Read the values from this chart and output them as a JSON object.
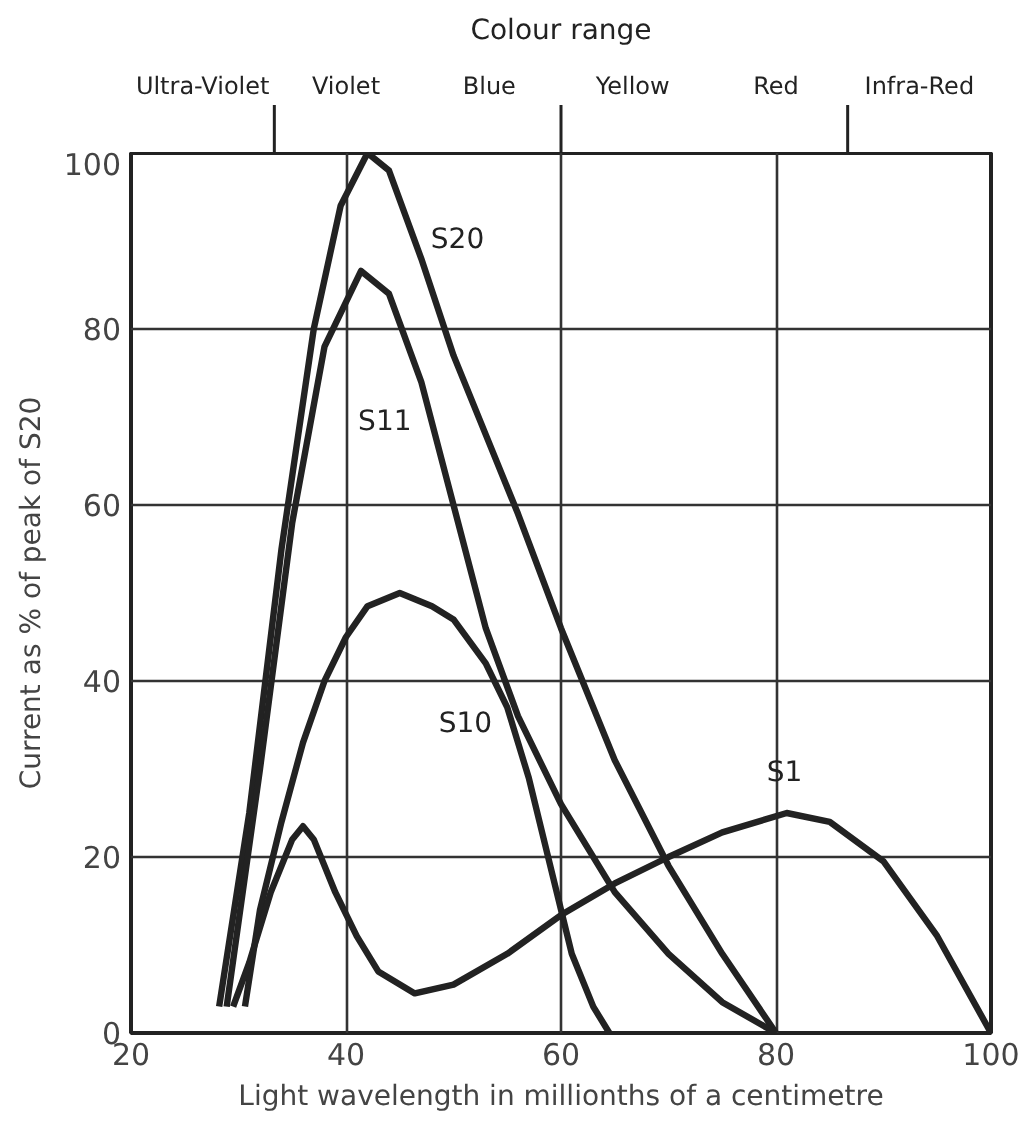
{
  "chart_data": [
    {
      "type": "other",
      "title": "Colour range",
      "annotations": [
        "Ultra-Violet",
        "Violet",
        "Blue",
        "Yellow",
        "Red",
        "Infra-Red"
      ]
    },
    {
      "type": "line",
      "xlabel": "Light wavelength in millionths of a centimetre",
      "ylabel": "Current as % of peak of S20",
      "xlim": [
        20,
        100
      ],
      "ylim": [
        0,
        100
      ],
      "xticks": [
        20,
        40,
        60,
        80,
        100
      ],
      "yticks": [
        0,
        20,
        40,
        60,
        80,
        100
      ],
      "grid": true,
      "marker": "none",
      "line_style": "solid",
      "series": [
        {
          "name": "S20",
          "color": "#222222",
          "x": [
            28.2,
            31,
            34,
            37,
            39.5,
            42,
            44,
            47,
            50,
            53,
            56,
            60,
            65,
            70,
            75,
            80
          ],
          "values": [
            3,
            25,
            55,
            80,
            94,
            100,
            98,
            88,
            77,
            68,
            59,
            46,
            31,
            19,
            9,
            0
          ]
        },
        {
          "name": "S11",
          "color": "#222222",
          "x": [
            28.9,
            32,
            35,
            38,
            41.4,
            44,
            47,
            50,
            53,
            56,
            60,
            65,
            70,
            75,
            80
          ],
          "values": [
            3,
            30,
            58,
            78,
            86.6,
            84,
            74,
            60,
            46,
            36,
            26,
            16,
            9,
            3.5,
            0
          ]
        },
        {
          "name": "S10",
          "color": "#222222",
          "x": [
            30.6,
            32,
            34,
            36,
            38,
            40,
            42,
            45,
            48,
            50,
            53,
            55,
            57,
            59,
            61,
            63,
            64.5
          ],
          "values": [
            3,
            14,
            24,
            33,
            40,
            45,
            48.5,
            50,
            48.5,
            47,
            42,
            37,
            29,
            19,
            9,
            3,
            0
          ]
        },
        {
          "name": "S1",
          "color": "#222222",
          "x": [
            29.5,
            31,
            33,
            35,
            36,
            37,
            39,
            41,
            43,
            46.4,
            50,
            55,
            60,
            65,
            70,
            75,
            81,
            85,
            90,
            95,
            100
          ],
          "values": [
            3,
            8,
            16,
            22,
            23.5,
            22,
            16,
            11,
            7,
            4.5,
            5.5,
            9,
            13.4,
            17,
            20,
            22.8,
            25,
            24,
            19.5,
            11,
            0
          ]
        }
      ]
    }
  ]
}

Task objective >> In your copy of the records, include no pictures; repeat everything else exactly.

Answer for this exercise >>
Read the values from this chart and output them as a JSON object.
{
  "chart_data": [
    {
      "type": "other",
      "title": "Colour range",
      "annotations": [
        "Ultra-Violet",
        "Violet",
        "Blue",
        "Yellow",
        "Red",
        "Infra-Red"
      ]
    },
    {
      "type": "line",
      "xlabel": "Light wavelength in millionths of a centimetre",
      "ylabel": "Current as % of peak of S20",
      "xlim": [
        20,
        100
      ],
      "ylim": [
        0,
        100
      ],
      "xticks": [
        20,
        40,
        60,
        80,
        100
      ],
      "yticks": [
        0,
        20,
        40,
        60,
        80,
        100
      ],
      "grid": true,
      "marker": "none",
      "line_style": "solid",
      "series": [
        {
          "name": "S20",
          "color": "#222222",
          "x": [
            28.2,
            31,
            34,
            37,
            39.5,
            42,
            44,
            47,
            50,
            53,
            56,
            60,
            65,
            70,
            75,
            80
          ],
          "values": [
            3,
            25,
            55,
            80,
            94,
            100,
            98,
            88,
            77,
            68,
            59,
            46,
            31,
            19,
            9,
            0
          ]
        },
        {
          "name": "S11",
          "color": "#222222",
          "x": [
            28.9,
            32,
            35,
            38,
            41.4,
            44,
            47,
            50,
            53,
            56,
            60,
            65,
            70,
            75,
            80
          ],
          "values": [
            3,
            30,
            58,
            78,
            86.6,
            84,
            74,
            60,
            46,
            36,
            26,
            16,
            9,
            3.5,
            0
          ]
        },
        {
          "name": "S10",
          "color": "#222222",
          "x": [
            30.6,
            32,
            34,
            36,
            38,
            40,
            42,
            45,
            48,
            50,
            53,
            55,
            57,
            59,
            61,
            63,
            64.5
          ],
          "values": [
            3,
            14,
            24,
            33,
            40,
            45,
            48.5,
            50,
            48.5,
            47,
            42,
            37,
            29,
            19,
            9,
            3,
            0
          ]
        },
        {
          "name": "S1",
          "color": "#222222",
          "x": [
            29.5,
            31,
            33,
            35,
            36,
            37,
            39,
            41,
            43,
            46.4,
            50,
            55,
            60,
            65,
            70,
            75,
            81,
            85,
            90,
            95,
            100
          ],
          "values": [
            3,
            8,
            16,
            22,
            23.5,
            22,
            16,
            11,
            7,
            4.5,
            5.5,
            9,
            13.4,
            17,
            20,
            22.8,
            25,
            24,
            19.5,
            11,
            0
          ]
        }
      ]
    }
  ]
}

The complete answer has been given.